:: Text excerpt ::

[clug] Sun Grid Engine (was Re: Two (perhaps simple) shell questions.)

Andrew Janke a.janke at gmail.com
Wed Aug 26 19:26:08 MDT 2009

> So... dragging this to another topic, I presume that is the Sun Grid Engine.


> Generally speaking, how do you find working with the Sun Grid Engine?  Our
> target machines would be Debian Linux, either etch or lenny, at this point.

Works and works well for batch and parallel processing. There is a bit
of a black art to setting up queues and cluster resources to make
things work well for your particular requirements but the default FIFO
works well to get you going.

> Does it handle data placement or transport well?  The documentation seems
> light on the subject, but I have not looked /that/ long into it.

It can (typically via authenticated SSH keys and the likes). In our
case I have always just run a local gig subnet (generally on a
separate interface) with NFS so that all machines look the same. This
is done using automount, all machines mount each other and the master
fileservers, data is spread around in an attempt to limit NFS load on
the main server. A typical SATA->PCIe RAID system can handle about 100
cluster node instances with NFS mounts before things start to go
wonky. All processing is generally like this:

   1. Copy data to be worked on to /tmp
   2. Do stuff.

:: Task requirements ::
[1] In the Sun Grid Engine thread, roughly how many cluster node instances with NFS mounts can a typical SATA->PCIe RAID system handle before problems start?
[2] Rewrite the passage of the Sun Grid Engine thread starting with "[clug] Sun Grid" and going on through "at this point.", putting "Ubuntu" in place of "Debian".
[3] Check each statement against the Sun Grid Engine thread and answer yes or no, quoting the words that decide it. (a) The default FIFO is enough to get started. (b) The NFS subnet generally shares the main network interface. (c) Processing begins by copying the data to be worked on to /tmp.
The data after this has no connection to the Sun Grid Engine thread.

:: Information supplied ::
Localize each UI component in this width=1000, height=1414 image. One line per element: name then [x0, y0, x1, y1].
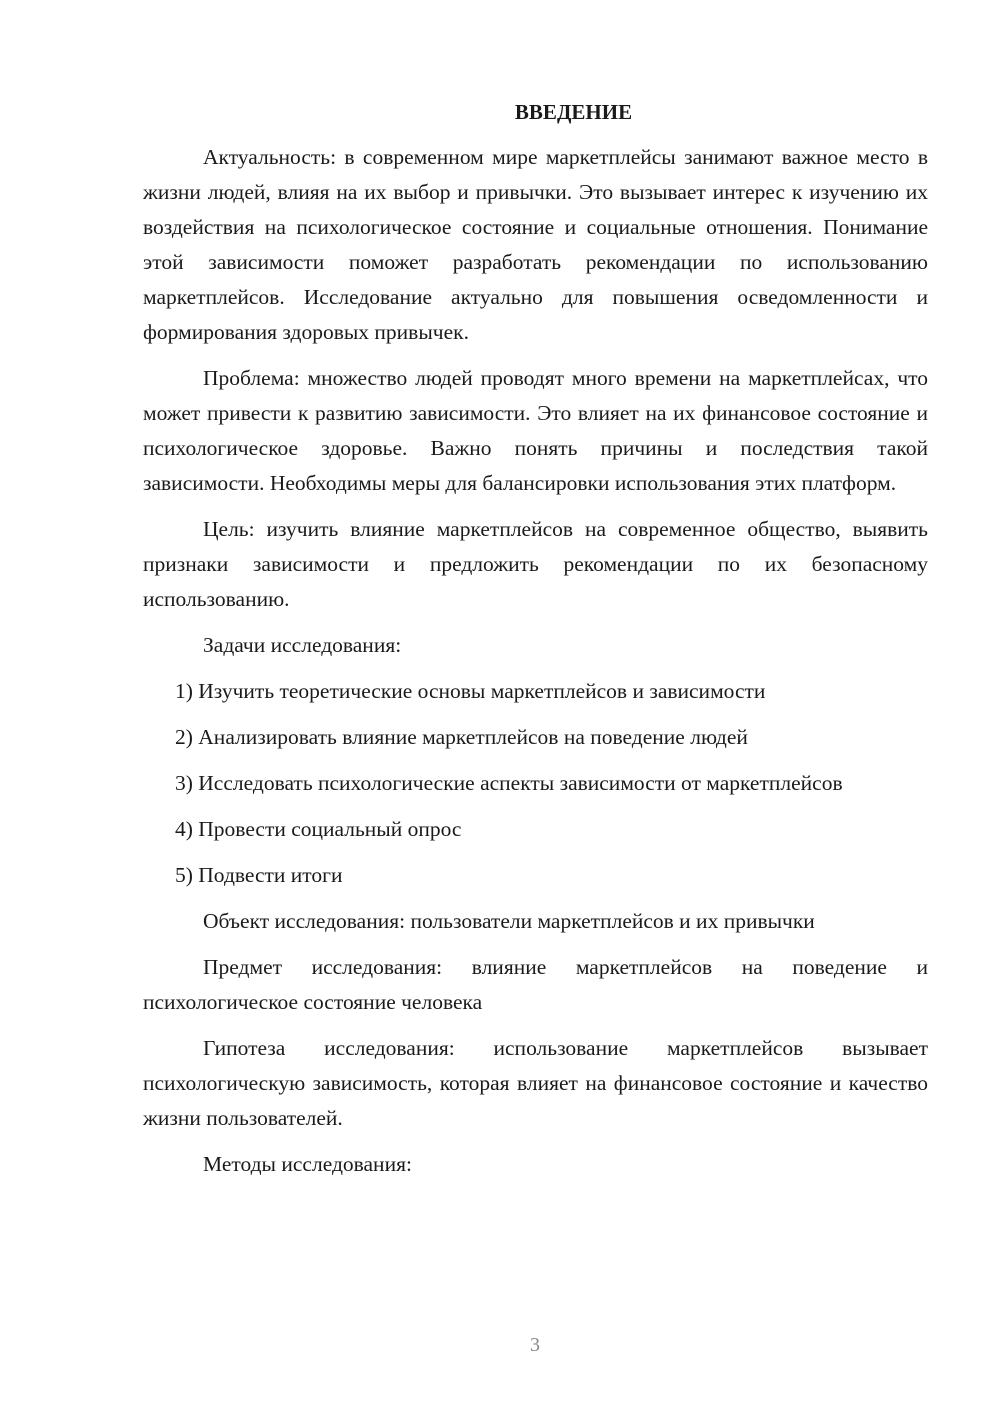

:: Solution set ::
[1] About 100.

[2]
[clug] Sun Grid Engine (was Re: Two (perhaps simple) shell questions.)

Andrew Janke a.janke at gmail.com
Wed Aug 26 19:26:08 MDT 2009

> So... dragging this to another topic, I presume that is the Sun Grid Engine.


> Generally speaking, how do you find working with the Sun Grid Engine?  Our
> target machines would be Ubuntu Linux, either etch or lenny, at this point.

[3]
(a) Yes: "the default FIFO works well to get you going."
(b) No: "generally on a separate interface"
(c) Yes: "1. Copy data to be worked on to /tmp"